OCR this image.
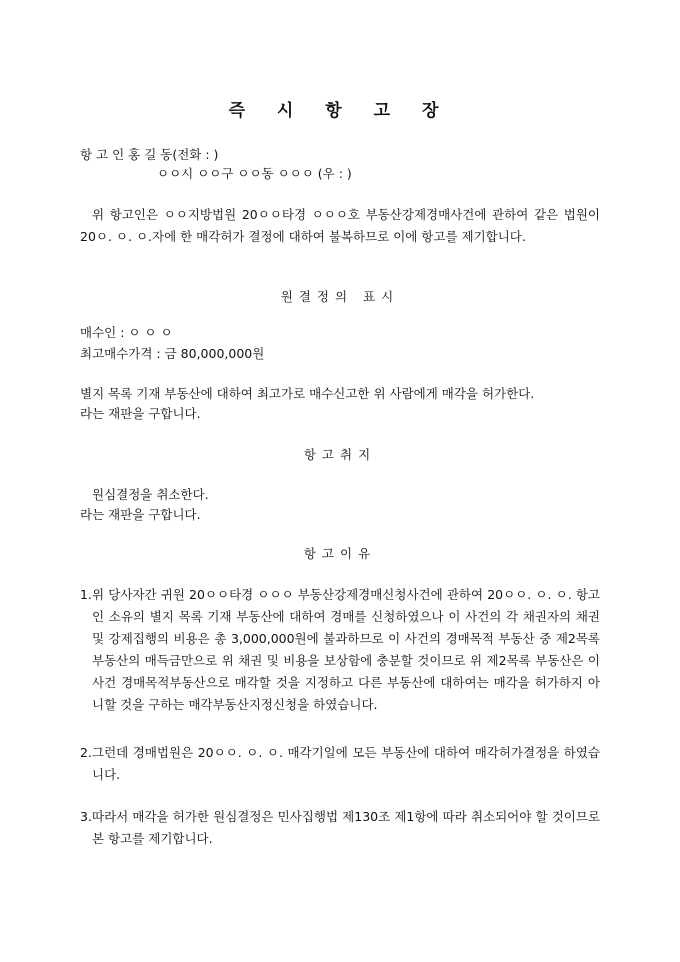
즉 시 항 고 장
항 고 인 홍 길 동(전화 : )
ㅇㅇ시 ㅇㅇ구 ㅇㅇ동 ㅇㅇㅇ (우 : )
위 항고인은 ㅇㅇ지방법원 20ㅇㅇ타경 ㅇㅇㅇ호 부동산강제경매사건에 관하여 같은 법원이 20ㅇ. ㅇ. ㅇ.자에 한 매각허가 결정에 대하여 불복하므로 이에 항고를 제기합니다.
원결정의 표시
매수인 : ㅇ ㅇ ㅇ
최고매수가격 : 금 80,000,000원
별지 목록 기재 부동산에 대하여 최고가로 매수신고한 위 사람에게 매각을 허가한다.
라는 재판을 구합니다.
항고취지
원심결정을 취소한다.
라는 재판을 구합니다.
항고이유
1. 위 당사자간 귀원 20ㅇㅇ타경 ㅇㅇㅇ 부동산강제경매신청사건에 관하여 20ㅇㅇ. ㅇ. ㅇ. 항고인 소유의 별지 목록 기재 부동산에 대하여 경매를 신청하였으나 이 사건의 각 채권자의 채권 및 강제집행의 비용은 총 3,000,000원에 불과하므로 이 사건의 경매목적 부동산 중 제2목록 부동산의 매득금만으로 위 채권 및 비용을 보상함에 충분할 것이므로 위 제2목록 부동산은 이 사건 경매목적부동산으로 매각할 것을 지정하고 다른 부동산에 대하여는 매각을 허가하지 아니할 것을 구하는 매각부동산지정신청을 하였습니다.
2. 그런데 경매법원은 20ㅇㅇ. ㅇ. ㅇ. 매각기일에 모든 부동산에 대하여 매각허가결정을 하였습니다.
3. 따라서 매각을 허가한 원심결정은 민사집행법 제130조 제1항에 따라 취소되어야 할 것이므로 본 항고를 제기합니다.
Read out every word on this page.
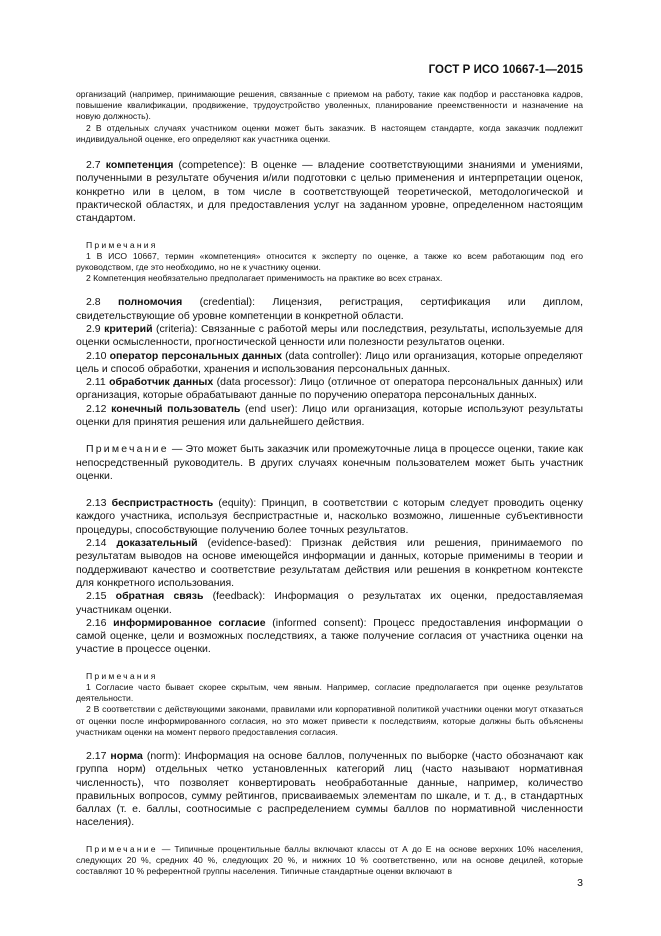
ГОСТ Р ИСО 10667-1—2015

организаций (например, принимающие решения, связанные с приемом на работу, такие как подбор и расстановка кадров, повышение квалификации, продвижение, трудоустройство уволенных, планирование преемственности и назначение на новую должность).

2 В отдельных случаях участником оценки может быть заказчик. В настоящем стандарте, когда заказчик подлежит индивидуальной оценке, его определяют как участника оценки.

2.7 компетенция (competence): В оценке — владение соответствующими знаниями и умениями, полученными в результате обучения и/или подготовки с целью применения и интерпретации оценок, конкретно или в целом, в том числе в соответствующей теоретической, методологической и практической областях, и для предоставления услуг на заданном уровне, определенном настоящим стандартом.

Примечания

1 В ИСО 10667, термин «компетенция» относится к эксперту по оценке, а также ко всем работающим под его руководством, где это необходимо, но не к участнику оценки.

2 Компетенция необязательно предполагает применимость на практике во всех странах.

2.8 полномочия (credential): Лицензия, регистрация, сертификация или диплом, свидетельствующие об уровне компетенции в конкретной области.

2.9 критерий (criteria): Связанные с работой меры или последствия, результаты, используемые для оценки осмысленности, прогностической ценности или полезности результатов оценки.

2.10 оператор персональных данных (data controller): Лицо или организация, которые определяют цель и способ обработки, хранения и использования персональных данных.

2.11 обработчик данных (data processor): Лицо (отличное от оператора персональных данных) или организация, которые обрабатывают данные по поручению оператора персональных данных.

2.12 конечный пользователь (end user): Лицо или организация, которые используют результаты оценки для принятия решения или дальнейшего действия.

Примечание — Это может быть заказчик или промежуточные лица в процессе оценки, такие как непосредственный руководитель. В других случаях конечным пользователем может быть участник оценки.

2.13 беспристрастность (equity): Принцип, в соответствии с которым следует проводить оценку каждого участника, используя беспристрастные и, насколько возможно, лишенные субъективности процедуры, способствующие получению более точных результатов.

2.14 доказательный (evidence-based): Признак действия или решения, принимаемого по результатам выводов на основе имеющейся информации и данных, которые применимы в теории и поддерживают качество и соответствие результатам действия или решения в конкретном контексте для конкретного использования.

2.15 обратная связь (feedback): Информация о результатах их оценки, предоставляемая участникам оценки.

2.16 информированное согласие (informed consent): Процесс предоставления информации о самой оценке, цели и возможных последствиях, а также получение согласия от участника оценки на участие в процессе оценки.

Примечания

1 Согласие часто бывает скорее скрытым, чем явным. Например, согласие предполагается при оценке результатов деятельности.

2 В соответствии с действующими законами, правилами или корпоративной политикой участники оценки могут отказаться от оценки после информированного согласия, но это может привести к последствиям, которые должны быть объяснены участникам оценки на момент первого предоставления согласия.

2.17 норма (norm): Информация на основе баллов, полученных по выборке (часто обозначают как группа норм) отдельных четко установленных категорий лиц (часто называют нормативная численность), что позволяет конвертировать необработанные данные, например, количество правильных вопросов, сумму рейтингов, присваиваемых элементам по шкале, и т. д., в стандартных баллах (т. е. баллы, соотносимые с распределением суммы баллов по нормативной численности населения).

Примечание — Типичные процентильные баллы включают классы от А до Е на основе верхних 10% населения, следующих 20 %, средних 40 %, следующих 20 %, и нижних 10 % соответственно, или на основе децилей, которые составляют 10 % референтной группы населения. Типичные стандартные оценки включают в

3
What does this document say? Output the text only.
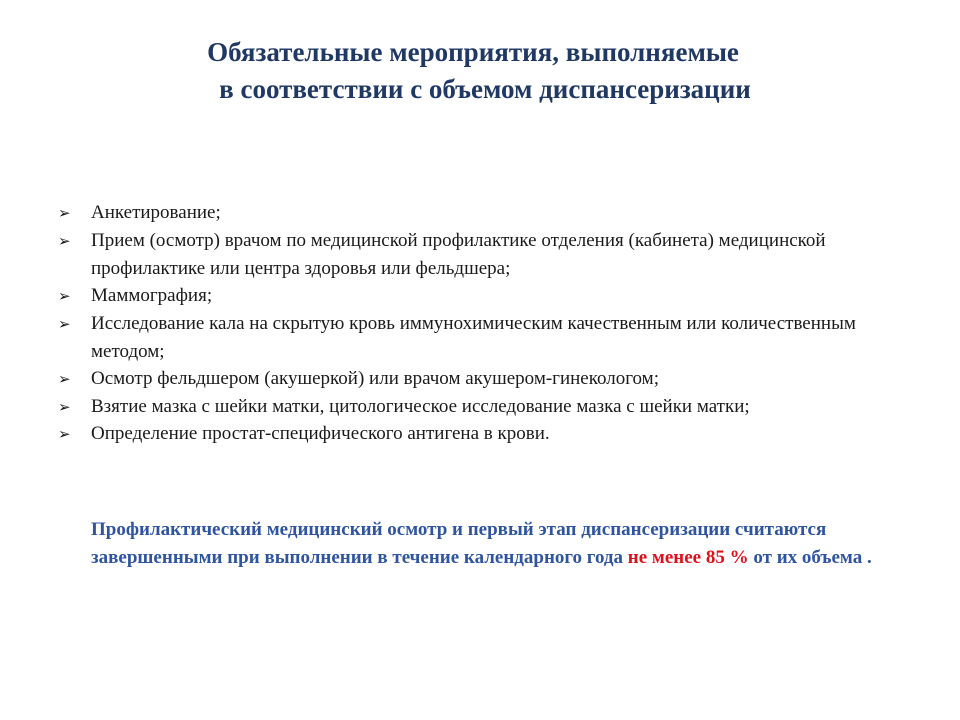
Обязательные мероприятия, выполняемые
в соответствии с объемом диспансеризации
➢	Анкетирование;
➢	Прием (осмотр) врачом по медицинской профилактике отделения (кабинета) медицинской профилактике или центра здоровья или фельдшера;
➢	Маммография;
➢	Исследование кала на скрытую кровь иммунохимическим качественным или количественным методом;
➢	Осмотр фельдшером (акушеркой) или врачом акушером-гинекологом;
➢	Взятие мазка с шейки матки, цитологическое исследование мазка с шейки матки;
➢	Определение простат-специфического антигена в крови.
Профилактический медицинский осмотр и первый этап диспансеризации считаются завершенными при выполнении в течение календарного года не менее 85 % от их объема .
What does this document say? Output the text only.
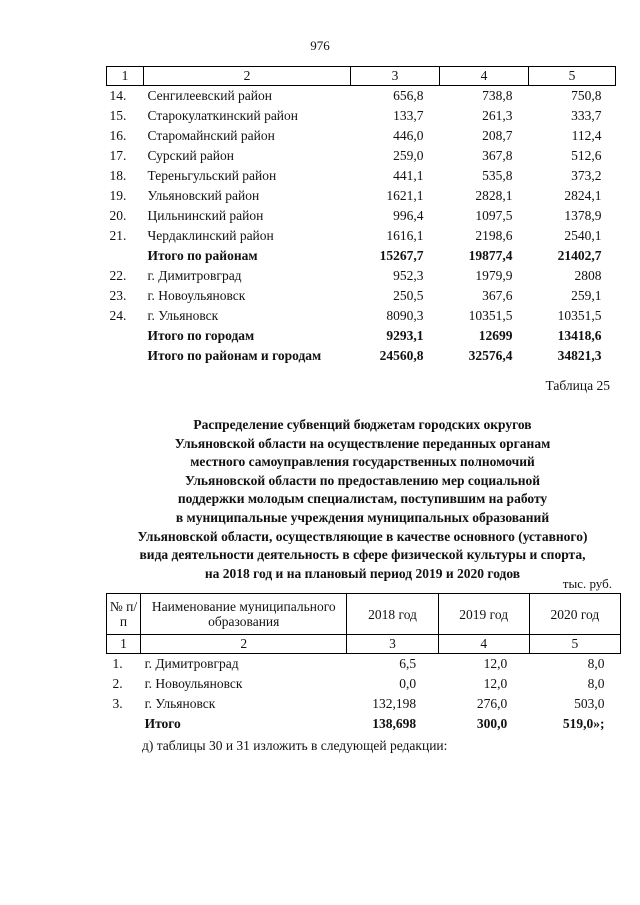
976
1	2	3	4	5
14.	Сенгилеевский район	656,8	738,8	750,8
15.	Старокулаткинский район	133,7	261,3	333,7
16.	Старомайнский район	446,0	208,7	112,4
17.	Сурский район	259,0	367,8	512,6
18.	Тереньгульский район	441,1	535,8	373,2
19.	Ульяновский район	1621,1	2828,1	2824,1
20.	Цильнинский район	996,4	1097,5	1378,9
21.	Чердаклинский район	1616,1	2198,6	2540,1
	Итого по районам	15267,7	19877,4	21402,7
22.	г. Димитровград	952,3	1979,9	2808
23.	г. Новоульяновск	250,5	367,6	259,1
24.	г. Ульяновск	8090,3	10351,5	10351,5
	Итого по городам	9293,1	12699	13418,6
	Итого по районам и городам	24560,8	32576,4	34821,3
Таблица 25
Распределение субвенций бюджетам городских округов
Ульяновской области на осуществление переданных органам
местного самоуправления государственных полномочий
Ульяновской области по предоставлению мер социальной
поддержки молодым специалистам, поступившим на работу
в муниципальные учреждения муниципальных образований
Ульяновской области, осуществляющие в качестве основного (уставного)
вида деятельности деятельность в сфере физической культуры и спорта,
на 2018 год и на плановый период 2019 и 2020 годов
тыс. руб.
№ п/п	Наименование муниципального образования	2018 год	2019 год	2020 год
1	2	3	4	5
1.	г. Димитровград	6,5	12,0	8,0
2.	г. Новоульяновск	0,0	12,0	8,0
3.	г. Ульяновск	132,198	276,0	503,0
	Итого	138,698	300,0	519,0»;
д) таблицы 30 и 31 изложить в следующей редакции:
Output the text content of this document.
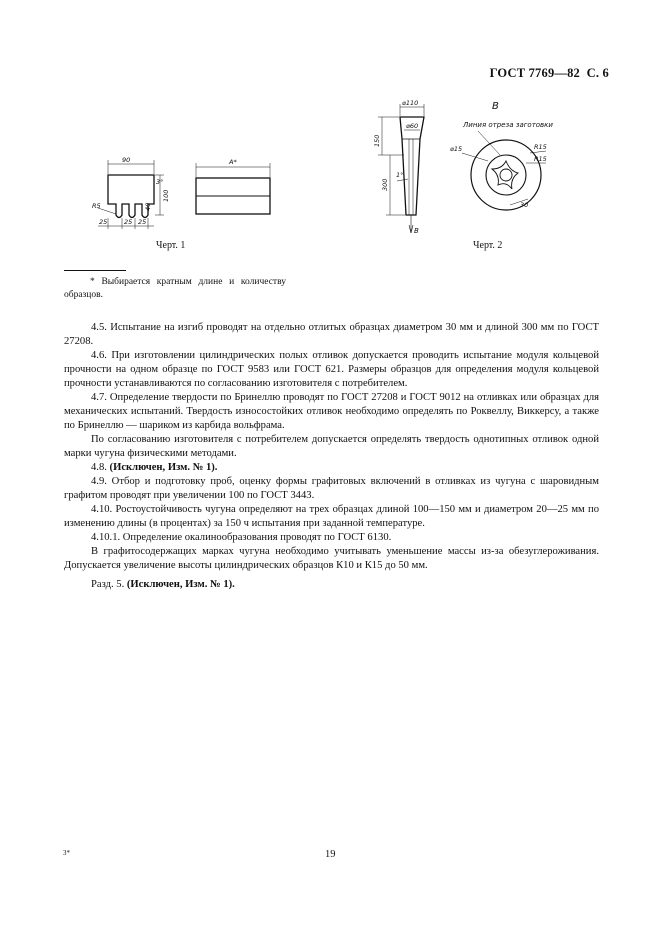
ГОСТ 7769—82 С. 6
90
R5
25	25 25
3°
40
100
A*
Черт. 1
⌀110
⌀60
150
300
1°
B
B
Линия отреза заготовки
⌀15	R15
R15
30
Черт. 2
* Выбирается кратным длине и количеству образцов.

4.5. Испытание на изгиб проводят на отдельно отлитых образцах диаметром 30 мм и длиной 300 мм по ГОСТ 27208.

4.6. При изготовлении цилиндрических полых отливок допускается проводить испытание модуля кольцевой прочности на одном образце по ГОСТ 9583 или ГОСТ 621. Размеры образцов для определения модуля кольцевой прочности устанавливаются по согласованию изготовителя с потребителем.

4.7. Определение твердости по Бринеллю проводят по ГОСТ 27208 и ГОСТ 9012 на отливках или образцах для механических испытаний. Твердость износостойких отливок необходимо определять по Роквеллу, Виккерсу, а также по Бринеллю — шариком из карбида вольфрама.

По согласованию изготовителя с потребителем допускается определять твердость однотипных отливок одной марки чугуна физическими методами.

4.8. (Исключен, Изм. № 1).

4.9. Отбор и подготовку проб, оценку формы графитовых включений в отливках из чугуна с шаровидным графитом проводят при увеличении 100 по ГОСТ 3443.

4.10. Ростоустойчивость чугуна определяют на трех образцах длиной 100—150 мм и диаметром 20—25 мм по изменению длины (в процентах) за 150 ч испытания при заданной температуре.

4.10.1. Определение окалинообразования проводят по ГОСТ 6130.

В графитосодержащих марках чугуна необходимо учитывать уменьшение массы из-за обезуглероживания. Допускается увеличение высоты цилиндрических образцов К10 и К15 до 50 мм.

Разд. 5. (Исключен, Изм. № 1).

3*	19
· · · · · · ·
Short exercise: How many lines of the entries above hold the string "диспансеризации"? Reply with the number alone.

Task result: 2